──────── Extracted entries

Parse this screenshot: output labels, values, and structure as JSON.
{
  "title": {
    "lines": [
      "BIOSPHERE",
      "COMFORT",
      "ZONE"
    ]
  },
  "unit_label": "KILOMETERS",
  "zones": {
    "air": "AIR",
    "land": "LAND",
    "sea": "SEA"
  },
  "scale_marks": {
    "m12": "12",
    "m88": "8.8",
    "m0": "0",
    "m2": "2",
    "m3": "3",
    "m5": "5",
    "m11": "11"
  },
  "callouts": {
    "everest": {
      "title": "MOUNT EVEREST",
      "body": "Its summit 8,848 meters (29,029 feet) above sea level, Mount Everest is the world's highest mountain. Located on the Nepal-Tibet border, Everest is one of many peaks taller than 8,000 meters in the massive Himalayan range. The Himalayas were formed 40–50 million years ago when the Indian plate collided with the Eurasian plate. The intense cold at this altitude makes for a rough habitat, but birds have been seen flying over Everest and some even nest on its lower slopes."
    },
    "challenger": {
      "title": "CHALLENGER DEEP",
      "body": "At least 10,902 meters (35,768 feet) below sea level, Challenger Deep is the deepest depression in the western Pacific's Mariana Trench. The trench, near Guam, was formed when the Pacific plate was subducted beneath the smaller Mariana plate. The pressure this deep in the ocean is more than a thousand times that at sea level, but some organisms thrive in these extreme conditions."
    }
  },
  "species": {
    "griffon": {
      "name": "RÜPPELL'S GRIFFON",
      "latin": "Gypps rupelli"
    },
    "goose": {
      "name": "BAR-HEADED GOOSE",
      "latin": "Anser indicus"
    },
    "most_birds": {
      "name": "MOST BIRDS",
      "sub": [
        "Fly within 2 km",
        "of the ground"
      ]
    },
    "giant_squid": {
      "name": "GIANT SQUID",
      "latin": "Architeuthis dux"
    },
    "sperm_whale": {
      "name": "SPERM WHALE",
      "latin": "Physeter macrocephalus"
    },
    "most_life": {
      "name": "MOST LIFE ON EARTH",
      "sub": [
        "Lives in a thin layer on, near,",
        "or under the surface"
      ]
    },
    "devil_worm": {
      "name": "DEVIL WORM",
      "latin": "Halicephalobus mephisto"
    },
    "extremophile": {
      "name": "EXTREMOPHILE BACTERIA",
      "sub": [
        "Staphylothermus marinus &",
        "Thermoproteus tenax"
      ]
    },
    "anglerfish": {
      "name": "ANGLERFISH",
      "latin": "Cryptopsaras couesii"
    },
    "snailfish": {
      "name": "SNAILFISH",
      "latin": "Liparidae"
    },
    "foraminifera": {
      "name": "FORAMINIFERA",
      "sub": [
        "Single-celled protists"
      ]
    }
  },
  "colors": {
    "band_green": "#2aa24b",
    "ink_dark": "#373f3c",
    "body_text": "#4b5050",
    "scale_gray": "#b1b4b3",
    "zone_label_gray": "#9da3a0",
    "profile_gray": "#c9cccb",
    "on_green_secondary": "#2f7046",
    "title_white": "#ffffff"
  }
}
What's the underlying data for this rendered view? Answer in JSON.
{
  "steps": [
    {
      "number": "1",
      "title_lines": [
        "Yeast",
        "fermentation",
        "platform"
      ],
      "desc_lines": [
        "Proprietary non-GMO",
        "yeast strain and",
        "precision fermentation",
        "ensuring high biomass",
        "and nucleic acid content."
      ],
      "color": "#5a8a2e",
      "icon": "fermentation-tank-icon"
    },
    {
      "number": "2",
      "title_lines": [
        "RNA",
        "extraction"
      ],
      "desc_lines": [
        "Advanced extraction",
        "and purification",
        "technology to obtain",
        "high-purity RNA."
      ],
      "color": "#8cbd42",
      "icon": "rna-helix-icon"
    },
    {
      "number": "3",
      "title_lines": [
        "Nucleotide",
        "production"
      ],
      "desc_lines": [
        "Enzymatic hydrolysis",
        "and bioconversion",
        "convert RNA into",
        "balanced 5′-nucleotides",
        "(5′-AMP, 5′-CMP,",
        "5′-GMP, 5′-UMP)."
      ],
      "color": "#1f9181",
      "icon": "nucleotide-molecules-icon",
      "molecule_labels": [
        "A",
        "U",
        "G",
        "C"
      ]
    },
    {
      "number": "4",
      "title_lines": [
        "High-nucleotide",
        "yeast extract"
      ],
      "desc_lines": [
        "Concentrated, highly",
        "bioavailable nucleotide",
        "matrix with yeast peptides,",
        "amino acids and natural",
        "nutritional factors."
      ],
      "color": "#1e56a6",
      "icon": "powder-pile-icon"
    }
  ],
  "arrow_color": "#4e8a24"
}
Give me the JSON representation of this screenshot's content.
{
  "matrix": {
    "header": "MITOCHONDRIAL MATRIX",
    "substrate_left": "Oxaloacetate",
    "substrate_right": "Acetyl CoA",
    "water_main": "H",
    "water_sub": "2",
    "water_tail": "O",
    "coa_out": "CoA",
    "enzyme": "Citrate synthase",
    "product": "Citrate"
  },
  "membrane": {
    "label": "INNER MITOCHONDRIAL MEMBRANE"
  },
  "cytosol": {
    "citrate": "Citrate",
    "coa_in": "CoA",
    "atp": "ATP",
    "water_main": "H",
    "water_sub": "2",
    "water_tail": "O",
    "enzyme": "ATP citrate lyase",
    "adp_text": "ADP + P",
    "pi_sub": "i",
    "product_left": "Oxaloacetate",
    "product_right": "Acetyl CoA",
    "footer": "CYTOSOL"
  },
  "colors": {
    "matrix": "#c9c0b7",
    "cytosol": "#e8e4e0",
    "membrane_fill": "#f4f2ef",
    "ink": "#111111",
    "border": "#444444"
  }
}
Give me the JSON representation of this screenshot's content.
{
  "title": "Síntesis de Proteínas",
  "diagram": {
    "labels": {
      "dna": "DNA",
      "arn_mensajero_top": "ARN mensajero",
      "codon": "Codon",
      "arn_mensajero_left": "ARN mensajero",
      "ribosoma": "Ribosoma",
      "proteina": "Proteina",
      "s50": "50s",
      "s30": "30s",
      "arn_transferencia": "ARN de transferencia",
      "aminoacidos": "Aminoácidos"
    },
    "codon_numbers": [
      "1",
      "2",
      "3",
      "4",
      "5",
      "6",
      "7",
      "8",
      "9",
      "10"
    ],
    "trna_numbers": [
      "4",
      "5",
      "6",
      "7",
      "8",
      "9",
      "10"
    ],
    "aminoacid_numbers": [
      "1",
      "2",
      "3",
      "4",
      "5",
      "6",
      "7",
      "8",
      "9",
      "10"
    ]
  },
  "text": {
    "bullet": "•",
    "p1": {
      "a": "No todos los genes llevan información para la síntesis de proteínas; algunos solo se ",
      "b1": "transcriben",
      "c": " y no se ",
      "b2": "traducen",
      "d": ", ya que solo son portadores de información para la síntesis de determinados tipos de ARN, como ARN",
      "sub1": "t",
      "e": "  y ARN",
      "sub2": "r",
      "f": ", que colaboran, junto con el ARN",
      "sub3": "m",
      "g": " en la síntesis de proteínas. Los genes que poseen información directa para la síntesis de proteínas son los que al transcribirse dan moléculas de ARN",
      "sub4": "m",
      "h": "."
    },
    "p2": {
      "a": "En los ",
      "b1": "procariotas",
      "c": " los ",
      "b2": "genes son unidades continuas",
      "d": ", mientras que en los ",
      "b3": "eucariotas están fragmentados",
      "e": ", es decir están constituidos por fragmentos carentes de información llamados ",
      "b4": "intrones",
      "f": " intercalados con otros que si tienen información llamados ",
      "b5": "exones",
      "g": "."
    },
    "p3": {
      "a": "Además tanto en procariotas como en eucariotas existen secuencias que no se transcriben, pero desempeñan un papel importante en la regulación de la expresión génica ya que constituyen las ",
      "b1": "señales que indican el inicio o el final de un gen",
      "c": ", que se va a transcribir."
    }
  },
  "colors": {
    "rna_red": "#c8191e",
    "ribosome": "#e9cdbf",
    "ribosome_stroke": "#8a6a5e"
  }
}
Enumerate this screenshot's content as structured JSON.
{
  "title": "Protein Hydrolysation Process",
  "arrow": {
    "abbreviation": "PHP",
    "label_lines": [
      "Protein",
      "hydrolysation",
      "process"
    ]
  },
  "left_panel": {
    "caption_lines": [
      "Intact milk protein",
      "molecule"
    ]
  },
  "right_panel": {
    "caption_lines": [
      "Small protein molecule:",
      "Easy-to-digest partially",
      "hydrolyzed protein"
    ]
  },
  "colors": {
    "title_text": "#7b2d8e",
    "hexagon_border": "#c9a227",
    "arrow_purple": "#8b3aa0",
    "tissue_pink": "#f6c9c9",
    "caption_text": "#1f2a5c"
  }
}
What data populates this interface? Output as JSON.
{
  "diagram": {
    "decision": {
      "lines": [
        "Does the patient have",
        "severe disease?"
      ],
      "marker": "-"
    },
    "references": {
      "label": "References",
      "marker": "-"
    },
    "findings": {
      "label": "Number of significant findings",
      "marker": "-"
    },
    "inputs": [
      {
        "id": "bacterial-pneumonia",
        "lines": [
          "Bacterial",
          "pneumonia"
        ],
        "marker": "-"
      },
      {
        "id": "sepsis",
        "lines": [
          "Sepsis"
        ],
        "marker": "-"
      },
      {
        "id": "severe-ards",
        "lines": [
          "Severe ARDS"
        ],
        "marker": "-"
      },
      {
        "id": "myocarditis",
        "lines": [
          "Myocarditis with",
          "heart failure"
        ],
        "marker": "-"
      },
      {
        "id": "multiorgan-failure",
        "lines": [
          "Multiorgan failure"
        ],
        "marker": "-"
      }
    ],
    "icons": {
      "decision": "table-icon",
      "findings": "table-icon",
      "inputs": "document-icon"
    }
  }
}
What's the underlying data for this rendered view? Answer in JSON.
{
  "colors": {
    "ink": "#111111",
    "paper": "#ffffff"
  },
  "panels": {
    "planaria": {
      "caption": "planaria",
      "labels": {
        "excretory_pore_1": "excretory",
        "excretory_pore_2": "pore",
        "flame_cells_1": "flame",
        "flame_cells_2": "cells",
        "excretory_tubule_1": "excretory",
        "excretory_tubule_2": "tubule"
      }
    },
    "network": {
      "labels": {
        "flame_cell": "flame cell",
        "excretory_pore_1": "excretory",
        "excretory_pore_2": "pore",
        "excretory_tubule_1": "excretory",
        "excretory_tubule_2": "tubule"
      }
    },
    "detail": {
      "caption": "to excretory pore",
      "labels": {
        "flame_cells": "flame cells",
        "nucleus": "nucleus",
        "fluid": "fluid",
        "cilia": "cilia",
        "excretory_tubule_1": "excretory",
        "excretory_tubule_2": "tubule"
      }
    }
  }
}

────────────────

## Description of the task
Whenever a line in the entries holds the word "latin", copy that line.

## Answer box
      "latin": "Gypps rupelli"
      "latin": "Anser indicus"
      "latin": "Architeuthis dux"
      "latin": "Physeter macrocephalus"
      "latin": "Halicephalobus mephisto"
      "latin": "Cryptopsaras couesii"
      "latin": "Liparidae"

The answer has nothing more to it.